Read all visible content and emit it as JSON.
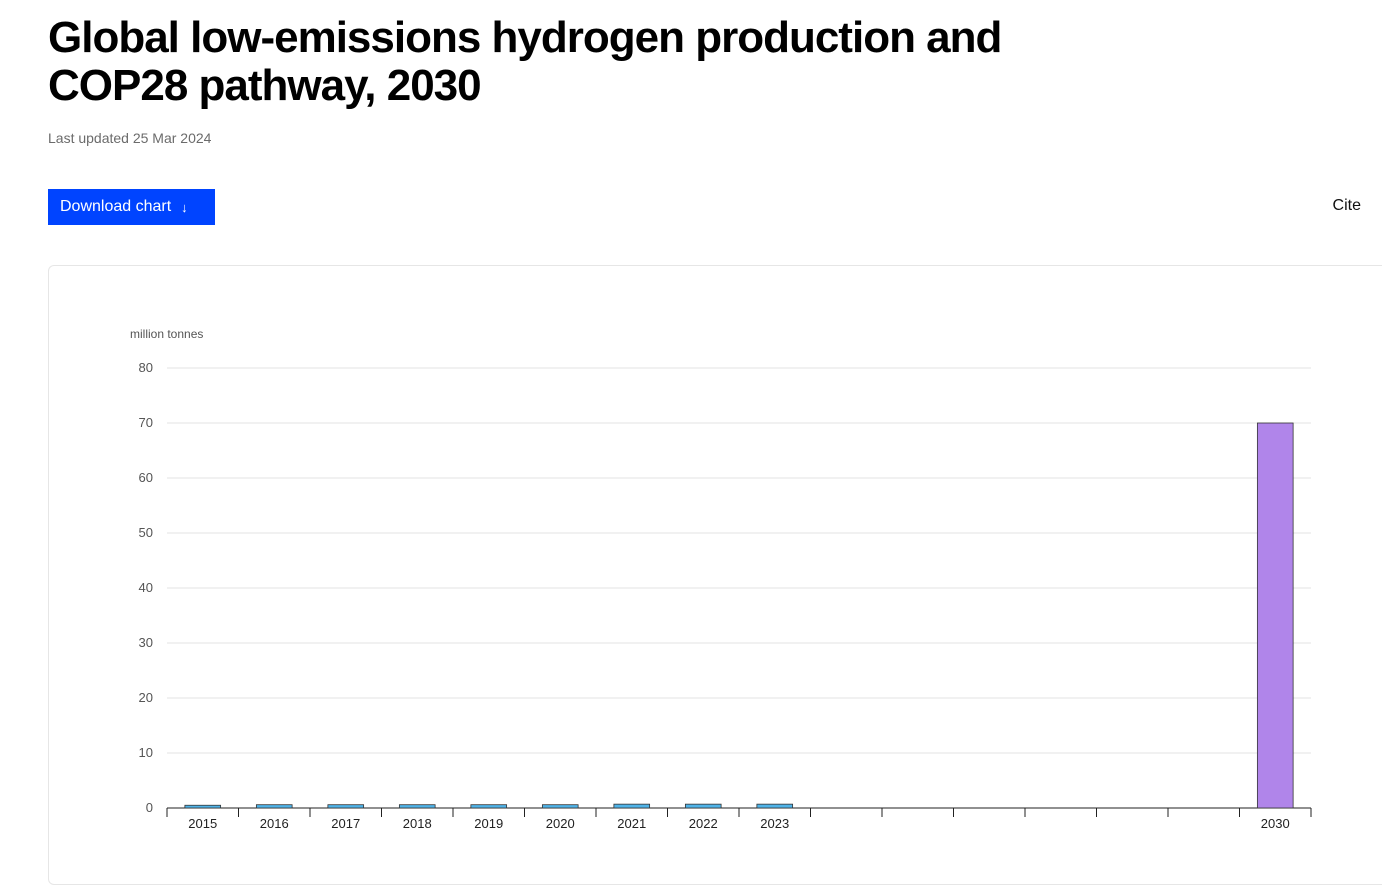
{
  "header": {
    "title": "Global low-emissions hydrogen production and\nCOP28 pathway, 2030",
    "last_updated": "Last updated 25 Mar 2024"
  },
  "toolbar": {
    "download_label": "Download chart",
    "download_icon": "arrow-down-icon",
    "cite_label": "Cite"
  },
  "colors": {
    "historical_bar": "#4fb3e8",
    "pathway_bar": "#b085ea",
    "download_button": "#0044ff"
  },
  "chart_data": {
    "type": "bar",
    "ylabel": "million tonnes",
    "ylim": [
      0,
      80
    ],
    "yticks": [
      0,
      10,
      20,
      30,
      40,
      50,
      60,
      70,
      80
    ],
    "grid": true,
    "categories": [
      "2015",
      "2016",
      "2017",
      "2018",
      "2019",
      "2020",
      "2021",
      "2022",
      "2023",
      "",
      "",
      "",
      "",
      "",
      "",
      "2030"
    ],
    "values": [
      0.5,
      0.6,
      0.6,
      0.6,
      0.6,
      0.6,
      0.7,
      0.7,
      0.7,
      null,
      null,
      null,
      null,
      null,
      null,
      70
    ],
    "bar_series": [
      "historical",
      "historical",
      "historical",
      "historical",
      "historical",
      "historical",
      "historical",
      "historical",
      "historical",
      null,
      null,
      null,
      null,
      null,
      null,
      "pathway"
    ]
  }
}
++++++++++
Goal:
Leave out the pictures, and give all the records again exactly.

Output for this task:
Read all visible content and emit it as JSON.
{
  "header": {
    "title": "Global low-emissions hydrogen production and\nCOP28 pathway, 2030",
    "last_updated": "Last updated 25 Mar 2024"
  },
  "toolbar": {
    "download_label": "Download chart",
    "download_icon": "arrow-down-icon",
    "cite_label": "Cite"
  },
  "colors": {
    "historical_bar": "#4fb3e8",
    "pathway_bar": "#b085ea",
    "download_button": "#0044ff"
  },
  "chart_data": {
    "type": "bar",
    "ylabel": "million tonnes",
    "ylim": [
      0,
      80
    ],
    "yticks": [
      0,
      10,
      20,
      30,
      40,
      50,
      60,
      70,
      80
    ],
    "grid": true,
    "categories": [
      "2015",
      "2016",
      "2017",
      "2018",
      "2019",
      "2020",
      "2021",
      "2022",
      "2023",
      "",
      "",
      "",
      "",
      "",
      "",
      "2030"
    ],
    "values": [
      0.5,
      0.6,
      0.6,
      0.6,
      0.6,
      0.6,
      0.7,
      0.7,
      0.7,
      null,
      null,
      null,
      null,
      null,
      null,
      70
    ],
    "bar_series": [
      "historical",
      "historical",
      "historical",
      "historical",
      "historical",
      "historical",
      "historical",
      "historical",
      "historical",
      null,
      null,
      null,
      null,
      null,
      null,
      "pathway"
    ]
  }
}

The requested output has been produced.